* Exercise aim *
How many lines of these entries hold the string "mean"? Reply with the number alone.

* Records for this exercise *

---+---

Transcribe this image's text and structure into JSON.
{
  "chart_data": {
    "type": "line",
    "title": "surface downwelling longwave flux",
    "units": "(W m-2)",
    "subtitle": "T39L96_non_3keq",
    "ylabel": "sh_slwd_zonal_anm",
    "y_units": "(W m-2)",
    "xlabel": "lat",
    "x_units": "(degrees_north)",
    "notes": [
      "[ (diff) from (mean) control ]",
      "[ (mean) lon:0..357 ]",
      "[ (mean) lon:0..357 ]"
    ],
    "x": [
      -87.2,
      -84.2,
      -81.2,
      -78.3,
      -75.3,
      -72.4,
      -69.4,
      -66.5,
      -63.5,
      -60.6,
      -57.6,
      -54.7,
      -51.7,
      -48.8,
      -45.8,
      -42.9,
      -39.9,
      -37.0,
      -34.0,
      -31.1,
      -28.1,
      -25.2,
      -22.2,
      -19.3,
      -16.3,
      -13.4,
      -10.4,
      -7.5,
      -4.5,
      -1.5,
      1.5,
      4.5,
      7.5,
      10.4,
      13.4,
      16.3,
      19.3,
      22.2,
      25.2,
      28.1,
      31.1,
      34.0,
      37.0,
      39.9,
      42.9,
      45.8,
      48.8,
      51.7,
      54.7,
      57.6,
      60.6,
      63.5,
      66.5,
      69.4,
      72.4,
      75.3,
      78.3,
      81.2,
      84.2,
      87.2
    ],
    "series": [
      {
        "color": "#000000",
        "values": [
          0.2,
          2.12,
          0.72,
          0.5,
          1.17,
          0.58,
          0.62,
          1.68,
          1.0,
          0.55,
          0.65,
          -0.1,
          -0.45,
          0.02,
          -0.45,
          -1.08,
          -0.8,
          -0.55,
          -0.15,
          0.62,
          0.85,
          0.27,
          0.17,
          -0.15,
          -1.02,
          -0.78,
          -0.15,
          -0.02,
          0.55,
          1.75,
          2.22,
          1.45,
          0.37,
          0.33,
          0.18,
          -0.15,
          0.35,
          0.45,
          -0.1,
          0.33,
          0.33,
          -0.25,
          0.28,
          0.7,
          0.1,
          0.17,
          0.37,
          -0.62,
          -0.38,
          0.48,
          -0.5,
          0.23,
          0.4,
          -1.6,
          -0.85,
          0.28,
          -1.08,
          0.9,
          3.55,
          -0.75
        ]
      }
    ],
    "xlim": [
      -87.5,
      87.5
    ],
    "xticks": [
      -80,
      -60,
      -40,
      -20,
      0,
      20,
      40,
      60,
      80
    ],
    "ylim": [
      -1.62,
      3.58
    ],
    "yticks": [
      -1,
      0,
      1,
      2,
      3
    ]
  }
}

---+---

* Completed task *
3